**RECORDS SHOWN:**
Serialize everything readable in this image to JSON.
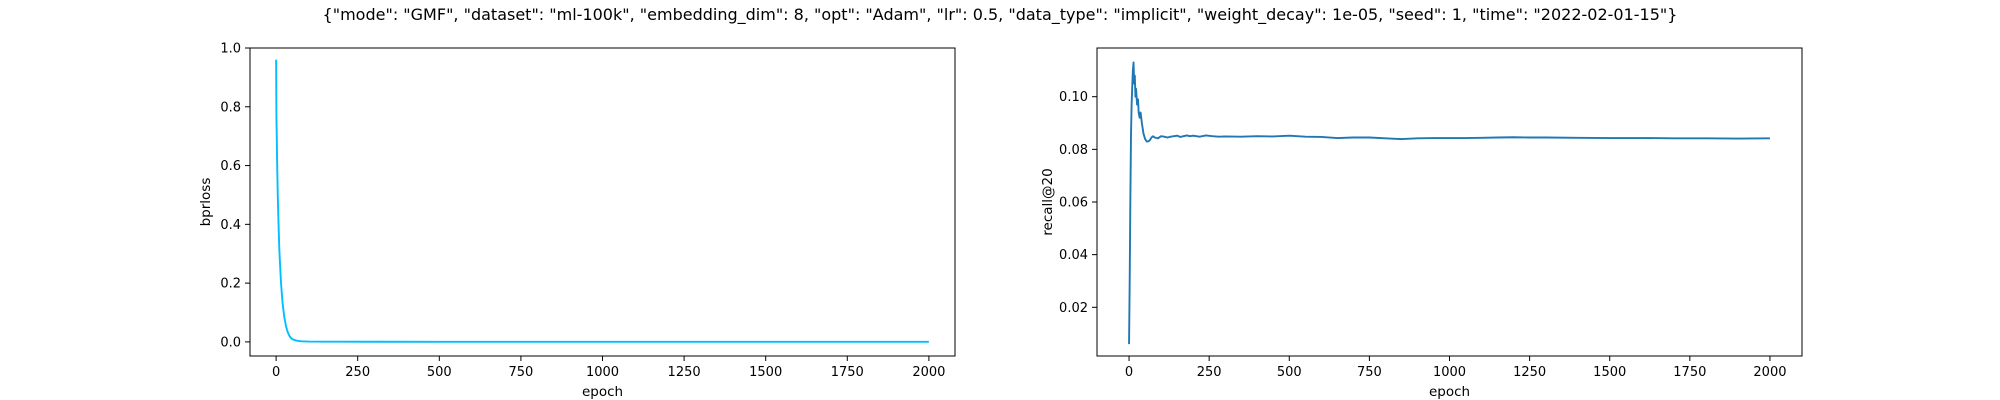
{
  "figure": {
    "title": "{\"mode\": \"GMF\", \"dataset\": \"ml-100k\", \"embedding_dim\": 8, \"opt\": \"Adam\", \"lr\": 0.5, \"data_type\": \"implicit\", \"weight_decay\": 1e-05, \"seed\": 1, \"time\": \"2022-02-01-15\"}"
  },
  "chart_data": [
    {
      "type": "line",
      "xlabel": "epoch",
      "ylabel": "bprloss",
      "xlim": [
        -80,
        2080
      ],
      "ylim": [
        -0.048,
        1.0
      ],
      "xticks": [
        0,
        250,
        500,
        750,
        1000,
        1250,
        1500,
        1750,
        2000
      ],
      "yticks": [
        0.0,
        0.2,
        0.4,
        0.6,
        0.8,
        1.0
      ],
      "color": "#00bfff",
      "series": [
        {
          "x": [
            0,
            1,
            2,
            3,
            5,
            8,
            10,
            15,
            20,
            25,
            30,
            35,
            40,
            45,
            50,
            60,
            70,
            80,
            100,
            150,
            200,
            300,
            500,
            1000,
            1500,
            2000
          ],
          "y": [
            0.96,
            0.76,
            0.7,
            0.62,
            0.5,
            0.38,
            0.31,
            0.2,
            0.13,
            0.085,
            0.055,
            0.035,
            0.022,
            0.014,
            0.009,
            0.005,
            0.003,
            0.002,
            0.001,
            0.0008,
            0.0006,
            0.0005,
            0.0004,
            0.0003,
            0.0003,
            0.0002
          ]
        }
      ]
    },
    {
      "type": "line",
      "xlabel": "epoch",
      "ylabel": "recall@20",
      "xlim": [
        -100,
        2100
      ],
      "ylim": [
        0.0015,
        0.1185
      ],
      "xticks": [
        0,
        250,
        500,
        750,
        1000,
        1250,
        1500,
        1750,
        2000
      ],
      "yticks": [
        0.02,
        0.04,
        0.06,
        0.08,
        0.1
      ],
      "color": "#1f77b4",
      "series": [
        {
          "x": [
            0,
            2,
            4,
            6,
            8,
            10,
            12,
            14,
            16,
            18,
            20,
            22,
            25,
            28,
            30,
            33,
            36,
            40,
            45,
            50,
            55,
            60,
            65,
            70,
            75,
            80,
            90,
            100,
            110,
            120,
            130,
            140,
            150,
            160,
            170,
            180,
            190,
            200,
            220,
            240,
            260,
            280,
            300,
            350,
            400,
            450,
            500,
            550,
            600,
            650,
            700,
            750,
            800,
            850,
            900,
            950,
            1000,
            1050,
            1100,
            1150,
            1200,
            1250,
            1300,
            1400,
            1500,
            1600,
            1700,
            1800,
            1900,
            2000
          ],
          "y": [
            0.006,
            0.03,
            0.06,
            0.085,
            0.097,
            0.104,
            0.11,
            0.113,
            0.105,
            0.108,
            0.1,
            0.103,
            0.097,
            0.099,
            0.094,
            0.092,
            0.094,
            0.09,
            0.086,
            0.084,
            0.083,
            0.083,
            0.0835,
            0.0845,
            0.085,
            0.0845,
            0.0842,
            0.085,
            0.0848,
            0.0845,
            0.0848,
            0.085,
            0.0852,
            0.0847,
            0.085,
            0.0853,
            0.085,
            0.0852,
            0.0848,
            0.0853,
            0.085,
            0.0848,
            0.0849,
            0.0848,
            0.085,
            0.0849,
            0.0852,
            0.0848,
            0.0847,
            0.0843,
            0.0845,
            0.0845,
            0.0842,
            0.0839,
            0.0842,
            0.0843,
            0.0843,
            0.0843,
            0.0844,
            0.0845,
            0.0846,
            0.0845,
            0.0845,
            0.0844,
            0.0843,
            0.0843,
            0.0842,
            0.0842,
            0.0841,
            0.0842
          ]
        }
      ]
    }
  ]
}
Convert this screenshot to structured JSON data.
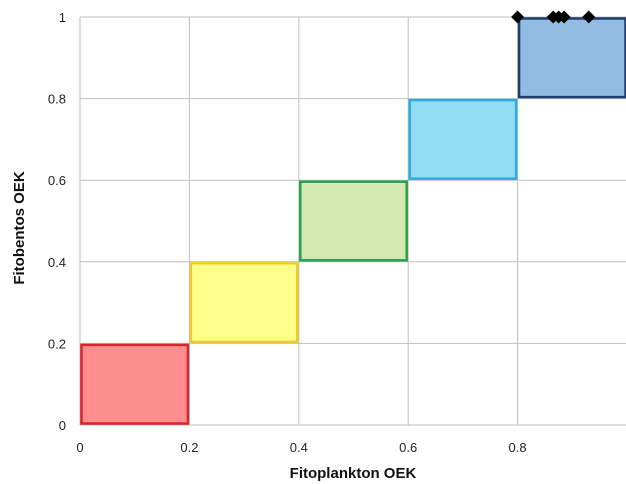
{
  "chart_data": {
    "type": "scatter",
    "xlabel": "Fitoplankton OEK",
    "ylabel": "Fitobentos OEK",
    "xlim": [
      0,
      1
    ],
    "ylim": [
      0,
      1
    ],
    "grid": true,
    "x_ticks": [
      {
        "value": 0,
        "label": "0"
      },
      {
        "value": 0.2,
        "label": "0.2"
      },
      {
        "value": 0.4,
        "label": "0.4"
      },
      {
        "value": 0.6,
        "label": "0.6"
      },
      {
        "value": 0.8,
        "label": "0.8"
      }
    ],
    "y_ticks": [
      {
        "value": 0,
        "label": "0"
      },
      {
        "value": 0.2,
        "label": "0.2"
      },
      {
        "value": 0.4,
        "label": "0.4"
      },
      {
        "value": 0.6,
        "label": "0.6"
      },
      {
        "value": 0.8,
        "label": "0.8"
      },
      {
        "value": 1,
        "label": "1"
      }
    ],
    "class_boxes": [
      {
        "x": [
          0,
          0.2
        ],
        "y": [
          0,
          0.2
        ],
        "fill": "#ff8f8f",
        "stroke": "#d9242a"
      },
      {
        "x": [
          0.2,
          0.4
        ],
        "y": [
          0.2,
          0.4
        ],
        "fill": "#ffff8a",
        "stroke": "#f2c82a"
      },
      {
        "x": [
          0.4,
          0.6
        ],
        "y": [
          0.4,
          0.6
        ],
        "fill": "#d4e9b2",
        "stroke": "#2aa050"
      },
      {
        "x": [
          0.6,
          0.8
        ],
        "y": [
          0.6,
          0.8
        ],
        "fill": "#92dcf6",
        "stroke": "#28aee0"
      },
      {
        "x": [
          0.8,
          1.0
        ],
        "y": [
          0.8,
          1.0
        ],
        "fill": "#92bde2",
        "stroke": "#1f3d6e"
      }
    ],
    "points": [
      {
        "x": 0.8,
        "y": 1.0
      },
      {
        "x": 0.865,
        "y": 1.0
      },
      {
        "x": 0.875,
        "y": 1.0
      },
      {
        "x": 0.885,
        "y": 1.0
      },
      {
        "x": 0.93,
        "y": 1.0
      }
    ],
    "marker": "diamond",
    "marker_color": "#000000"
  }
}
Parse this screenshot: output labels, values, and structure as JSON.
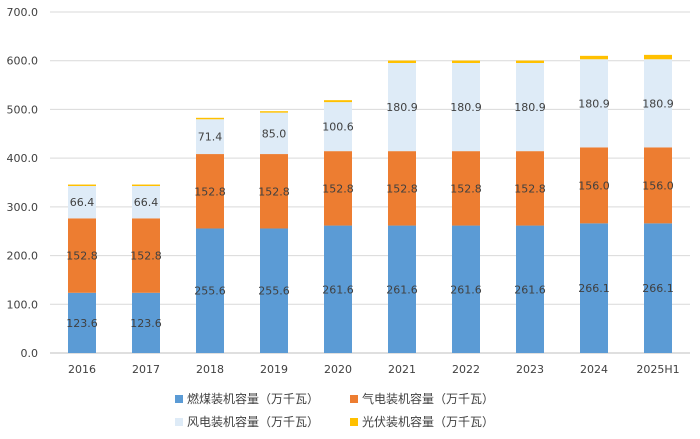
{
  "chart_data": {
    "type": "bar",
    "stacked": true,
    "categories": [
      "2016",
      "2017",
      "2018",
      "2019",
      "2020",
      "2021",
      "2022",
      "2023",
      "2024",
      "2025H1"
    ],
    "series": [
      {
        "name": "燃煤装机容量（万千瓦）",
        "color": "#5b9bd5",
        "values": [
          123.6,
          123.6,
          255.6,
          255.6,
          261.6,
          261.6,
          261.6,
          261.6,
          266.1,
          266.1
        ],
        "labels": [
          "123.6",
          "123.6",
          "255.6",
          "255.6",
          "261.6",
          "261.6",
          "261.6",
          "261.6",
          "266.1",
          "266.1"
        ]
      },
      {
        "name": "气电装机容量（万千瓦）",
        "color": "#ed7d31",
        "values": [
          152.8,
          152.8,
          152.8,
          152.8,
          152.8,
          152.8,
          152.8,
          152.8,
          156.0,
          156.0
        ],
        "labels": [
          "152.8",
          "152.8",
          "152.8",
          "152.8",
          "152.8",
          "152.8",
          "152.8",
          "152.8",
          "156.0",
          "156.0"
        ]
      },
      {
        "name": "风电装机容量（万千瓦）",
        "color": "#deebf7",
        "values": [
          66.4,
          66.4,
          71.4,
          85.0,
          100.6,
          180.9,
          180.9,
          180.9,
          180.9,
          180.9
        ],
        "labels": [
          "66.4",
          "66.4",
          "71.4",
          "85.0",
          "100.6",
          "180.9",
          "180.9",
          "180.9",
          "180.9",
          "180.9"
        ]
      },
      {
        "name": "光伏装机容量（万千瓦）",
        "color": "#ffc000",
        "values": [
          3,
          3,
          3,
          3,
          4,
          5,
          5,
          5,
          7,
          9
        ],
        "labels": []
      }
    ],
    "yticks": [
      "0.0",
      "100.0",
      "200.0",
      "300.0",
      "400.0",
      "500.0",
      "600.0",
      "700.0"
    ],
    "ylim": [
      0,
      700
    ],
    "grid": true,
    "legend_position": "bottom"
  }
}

**TASK STATEMENT:** Copy every line of the listing that contains the word "JSON".

**FINAL RESULT:**
Serialize everything readable in this image to JSON.
Convert this screenshot to structured JSON data.
Parse this screenshot: output labels, values, and structure as JSON.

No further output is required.